• Input
+++++
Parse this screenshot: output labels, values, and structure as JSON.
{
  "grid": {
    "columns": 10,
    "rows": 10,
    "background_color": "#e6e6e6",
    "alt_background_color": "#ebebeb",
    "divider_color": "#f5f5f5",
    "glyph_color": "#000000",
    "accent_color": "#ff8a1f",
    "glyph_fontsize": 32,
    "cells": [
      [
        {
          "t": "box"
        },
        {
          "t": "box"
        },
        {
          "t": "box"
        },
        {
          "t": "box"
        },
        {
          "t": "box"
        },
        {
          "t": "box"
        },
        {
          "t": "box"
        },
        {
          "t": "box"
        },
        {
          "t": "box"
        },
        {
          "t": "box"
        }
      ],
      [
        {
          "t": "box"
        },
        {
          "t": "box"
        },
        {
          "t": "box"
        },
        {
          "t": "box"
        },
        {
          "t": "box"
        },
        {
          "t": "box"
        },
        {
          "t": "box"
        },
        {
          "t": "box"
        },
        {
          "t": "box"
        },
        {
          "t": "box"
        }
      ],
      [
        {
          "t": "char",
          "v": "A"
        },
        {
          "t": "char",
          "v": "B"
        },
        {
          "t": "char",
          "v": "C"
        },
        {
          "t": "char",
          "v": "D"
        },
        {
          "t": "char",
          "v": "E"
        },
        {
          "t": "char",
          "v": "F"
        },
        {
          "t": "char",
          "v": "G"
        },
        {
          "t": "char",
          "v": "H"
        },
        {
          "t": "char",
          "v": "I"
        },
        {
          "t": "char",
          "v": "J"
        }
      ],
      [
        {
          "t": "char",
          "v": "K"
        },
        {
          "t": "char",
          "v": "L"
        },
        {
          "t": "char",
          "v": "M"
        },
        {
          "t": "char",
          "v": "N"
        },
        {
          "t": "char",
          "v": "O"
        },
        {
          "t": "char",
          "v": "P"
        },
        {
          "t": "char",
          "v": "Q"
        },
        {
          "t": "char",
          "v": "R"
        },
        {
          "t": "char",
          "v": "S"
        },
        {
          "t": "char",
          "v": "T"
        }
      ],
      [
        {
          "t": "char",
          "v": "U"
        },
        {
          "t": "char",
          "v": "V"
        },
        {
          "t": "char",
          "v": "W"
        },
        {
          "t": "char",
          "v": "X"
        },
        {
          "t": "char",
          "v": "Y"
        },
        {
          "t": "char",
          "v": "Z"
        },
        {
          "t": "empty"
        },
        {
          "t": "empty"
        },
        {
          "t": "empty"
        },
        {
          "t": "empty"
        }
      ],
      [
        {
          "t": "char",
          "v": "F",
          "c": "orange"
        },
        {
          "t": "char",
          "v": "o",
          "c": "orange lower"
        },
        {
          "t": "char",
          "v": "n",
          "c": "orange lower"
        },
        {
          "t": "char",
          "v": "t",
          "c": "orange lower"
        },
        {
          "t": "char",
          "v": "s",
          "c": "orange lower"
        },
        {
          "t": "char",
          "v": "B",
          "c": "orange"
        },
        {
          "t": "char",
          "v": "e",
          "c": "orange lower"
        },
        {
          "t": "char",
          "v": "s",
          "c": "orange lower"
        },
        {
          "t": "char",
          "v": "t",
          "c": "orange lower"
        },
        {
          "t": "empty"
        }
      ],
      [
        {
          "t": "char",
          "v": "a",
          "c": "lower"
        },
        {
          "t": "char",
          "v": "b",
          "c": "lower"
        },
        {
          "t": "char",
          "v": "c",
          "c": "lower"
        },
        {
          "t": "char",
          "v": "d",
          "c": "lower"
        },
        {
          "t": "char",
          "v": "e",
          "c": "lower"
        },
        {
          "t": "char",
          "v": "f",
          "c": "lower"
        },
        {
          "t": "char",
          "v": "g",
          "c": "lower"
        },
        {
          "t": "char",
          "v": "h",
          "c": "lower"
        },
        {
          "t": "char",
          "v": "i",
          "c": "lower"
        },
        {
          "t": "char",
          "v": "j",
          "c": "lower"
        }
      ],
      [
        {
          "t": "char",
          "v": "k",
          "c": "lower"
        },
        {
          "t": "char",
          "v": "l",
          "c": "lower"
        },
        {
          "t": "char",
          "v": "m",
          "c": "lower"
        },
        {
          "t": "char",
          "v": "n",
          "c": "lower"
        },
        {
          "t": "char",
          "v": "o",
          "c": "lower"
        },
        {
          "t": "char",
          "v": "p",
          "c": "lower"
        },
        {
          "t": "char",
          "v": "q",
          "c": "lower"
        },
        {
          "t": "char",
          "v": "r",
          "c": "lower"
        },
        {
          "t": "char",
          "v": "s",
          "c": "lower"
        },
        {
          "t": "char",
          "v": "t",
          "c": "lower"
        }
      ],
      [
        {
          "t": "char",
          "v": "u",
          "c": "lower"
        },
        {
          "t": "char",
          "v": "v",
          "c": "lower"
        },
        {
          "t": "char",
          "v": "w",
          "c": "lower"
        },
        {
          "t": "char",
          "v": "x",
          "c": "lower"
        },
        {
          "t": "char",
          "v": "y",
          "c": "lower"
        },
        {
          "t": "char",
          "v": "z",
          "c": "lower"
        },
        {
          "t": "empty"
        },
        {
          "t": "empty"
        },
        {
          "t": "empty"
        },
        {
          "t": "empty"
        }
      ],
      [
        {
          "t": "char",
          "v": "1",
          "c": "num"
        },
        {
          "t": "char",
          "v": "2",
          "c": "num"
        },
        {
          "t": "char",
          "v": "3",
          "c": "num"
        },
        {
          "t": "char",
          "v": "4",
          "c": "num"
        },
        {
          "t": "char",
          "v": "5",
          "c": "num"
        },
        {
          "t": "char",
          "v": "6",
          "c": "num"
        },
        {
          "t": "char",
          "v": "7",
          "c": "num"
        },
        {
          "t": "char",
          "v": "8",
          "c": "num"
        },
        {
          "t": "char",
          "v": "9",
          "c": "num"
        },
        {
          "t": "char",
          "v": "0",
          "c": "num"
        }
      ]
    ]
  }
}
+++++
Extract every entry in the listing word for word.

Parse this screenshot: output labels, values, and structure as JSON.
{
  "grid": {
    "columns": 10,
    "rows": 10,
    "background_color": "#e6e6e6",
    "alt_background_color": "#ebebeb",
    "divider_color": "#f5f5f5",
    "glyph_color": "#000000",
    "accent_color": "#ff8a1f",
    "glyph_fontsize": 32,
    "cells": [
      [
        {
          "t": "box"
        },
        {
          "t": "box"
        },
        {
          "t": "box"
        },
        {
          "t": "box"
        },
        {
          "t": "box"
        },
        {
          "t": "box"
        },
        {
          "t": "box"
        },
        {
          "t": "box"
        },
        {
          "t": "box"
        },
        {
          "t": "box"
        }
      ],
      [
        {
          "t": "box"
        },
        {
          "t": "box"
        },
        {
          "t": "box"
        },
        {
          "t": "box"
        },
        {
          "t": "box"
        },
        {
          "t": "box"
        },
        {
          "t": "box"
        },
        {
          "t": "box"
        },
        {
          "t": "box"
        },
        {
          "t": "box"
        }
      ],
      [
        {
          "t": "char",
          "v": "A"
        },
        {
          "t": "char",
          "v": "B"
        },
        {
          "t": "char",
          "v": "C"
        },
        {
          "t": "char",
          "v": "D"
        },
        {
          "t": "char",
          "v": "E"
        },
        {
          "t": "char",
          "v": "F"
        },
        {
          "t": "char",
          "v": "G"
        },
        {
          "t": "char",
          "v": "H"
        },
        {
          "t": "char",
          "v": "I"
        },
        {
          "t": "char",
          "v": "J"
        }
      ],
      [
        {
          "t": "char",
          "v": "K"
        },
        {
          "t": "char",
          "v": "L"
        },
        {
          "t": "char",
          "v": "M"
        },
        {
          "t": "char",
          "v": "N"
        },
        {
          "t": "char",
          "v": "O"
        },
        {
          "t": "char",
          "v": "P"
        },
        {
          "t": "char",
          "v": "Q"
        },
        {
          "t": "char",
          "v": "R"
        },
        {
          "t": "char",
          "v": "S"
        },
        {
          "t": "char",
          "v": "T"
        }
      ],
      [
        {
          "t": "char",
          "v": "U"
        },
        {
          "t": "char",
          "v": "V"
        },
        {
          "t": "char",
          "v": "W"
        },
        {
          "t": "char",
          "v": "X"
        },
        {
          "t": "char",
          "v": "Y"
        },
        {
          "t": "char",
          "v": "Z"
        },
        {
          "t": "empty"
        },
        {
          "t": "empty"
        },
        {
          "t": "empty"
        },
        {
          "t": "empty"
        }
      ],
      [
        {
          "t": "char",
          "v": "F",
          "c": "orange"
        },
        {
          "t": "char",
          "v": "o",
          "c": "orange lower"
        },
        {
          "t": "char",
          "v": "n",
          "c": "orange lower"
        },
        {
          "t": "char",
          "v": "t",
          "c": "orange lower"
        },
        {
          "t": "char",
          "v": "s",
          "c": "orange lower"
        },
        {
          "t": "char",
          "v": "B",
          "c": "orange"
        },
        {
          "t": "char",
          "v": "e",
          "c": "orange lower"
        },
        {
          "t": "char",
          "v": "s",
          "c": "orange lower"
        },
        {
          "t": "char",
          "v": "t",
          "c": "orange lower"
        },
        {
          "t": "empty"
        }
      ],
      [
        {
          "t": "char",
          "v": "a",
          "c": "lower"
        },
        {
          "t": "char",
          "v": "b",
          "c": "lower"
        },
        {
          "t": "char",
          "v": "c",
          "c": "lower"
        },
        {
          "t": "char",
          "v": "d",
          "c": "lower"
        },
        {
          "t": "char",
          "v": "e",
          "c": "lower"
        },
        {
          "t": "char",
          "v": "f",
          "c": "lower"
        },
        {
          "t": "char",
          "v": "g",
          "c": "lower"
        },
        {
          "t": "char",
          "v": "h",
          "c": "lower"
        },
        {
          "t": "char",
          "v": "i",
          "c": "lower"
        },
        {
          "t": "char",
          "v": "j",
          "c": "lower"
        }
      ],
      [
        {
          "t": "char",
          "v": "k",
          "c": "lower"
        },
        {
          "t": "char",
          "v": "l",
          "c": "lower"
        },
        {
          "t": "char",
          "v": "m",
          "c": "lower"
        },
        {
          "t": "char",
          "v": "n",
          "c": "lower"
        },
        {
          "t": "char",
          "v": "o",
          "c": "lower"
        },
        {
          "t": "char",
          "v": "p",
          "c": "lower"
        },
        {
          "t": "char",
          "v": "q",
          "c": "lower"
        },
        {
          "t": "char",
          "v": "r",
          "c": "lower"
        },
        {
          "t": "char",
          "v": "s",
          "c": "lower"
        },
        {
          "t": "char",
          "v": "t",
          "c": "lower"
        }
      ],
      [
        {
          "t": "char",
          "v": "u",
          "c": "lower"
        },
        {
          "t": "char",
          "v": "v",
          "c": "lower"
        },
        {
          "t": "char",
          "v": "w",
          "c": "lower"
        },
        {
          "t": "char",
          "v": "x",
          "c": "lower"
        },
        {
          "t": "char",
          "v": "y",
          "c": "lower"
        },
        {
          "t": "char",
          "v": "z",
          "c": "lower"
        },
        {
          "t": "empty"
        },
        {
          "t": "empty"
        },
        {
          "t": "empty"
        },
        {
          "t": "empty"
        }
      ],
      [
        {
          "t": "char",
          "v": "1",
          "c": "num"
        },
        {
          "t": "char",
          "v": "2",
          "c": "num"
        },
        {
          "t": "char",
          "v": "3",
          "c": "num"
        },
        {
          "t": "char",
          "v": "4",
          "c": "num"
        },
        {
          "t": "char",
          "v": "5",
          "c": "num"
        },
        {
          "t": "char",
          "v": "6",
          "c": "num"
        },
        {
          "t": "char",
          "v": "7",
          "c": "num"
        },
        {
          "t": "char",
          "v": "8",
          "c": "num"
        },
        {
          "t": "char",
          "v": "9",
          "c": "num"
        },
        {
          "t": "char",
          "v": "0",
          "c": "num"
        }
      ]
    ]
  }
}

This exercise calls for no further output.